RECORDS SHOWN:
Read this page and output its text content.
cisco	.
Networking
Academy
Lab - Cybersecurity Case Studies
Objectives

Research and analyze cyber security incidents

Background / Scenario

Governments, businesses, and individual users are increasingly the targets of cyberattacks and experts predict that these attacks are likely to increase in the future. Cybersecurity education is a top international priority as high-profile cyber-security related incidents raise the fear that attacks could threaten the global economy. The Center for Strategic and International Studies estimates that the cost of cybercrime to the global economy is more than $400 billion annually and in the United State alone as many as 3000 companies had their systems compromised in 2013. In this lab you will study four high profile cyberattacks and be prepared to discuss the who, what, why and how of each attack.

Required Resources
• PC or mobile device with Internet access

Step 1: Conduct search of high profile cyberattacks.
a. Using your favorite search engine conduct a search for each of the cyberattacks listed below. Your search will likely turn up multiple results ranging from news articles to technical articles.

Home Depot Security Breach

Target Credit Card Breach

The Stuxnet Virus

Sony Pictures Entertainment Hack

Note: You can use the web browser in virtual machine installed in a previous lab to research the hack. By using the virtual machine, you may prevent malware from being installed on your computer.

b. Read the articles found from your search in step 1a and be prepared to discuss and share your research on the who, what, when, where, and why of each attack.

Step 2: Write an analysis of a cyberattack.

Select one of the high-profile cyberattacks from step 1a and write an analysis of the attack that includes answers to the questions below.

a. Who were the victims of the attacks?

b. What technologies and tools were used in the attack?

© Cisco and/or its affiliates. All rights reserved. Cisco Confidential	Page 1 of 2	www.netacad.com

TASK PROMPT:
Out of the records above, pull the lines that include the word "analysis".

RESULT:
Step 2: Write an analysis of a cyberattack.
Select one of the high-profile cyberattacks from step 1a and write an analysis of the attack that includes answers to the questions below.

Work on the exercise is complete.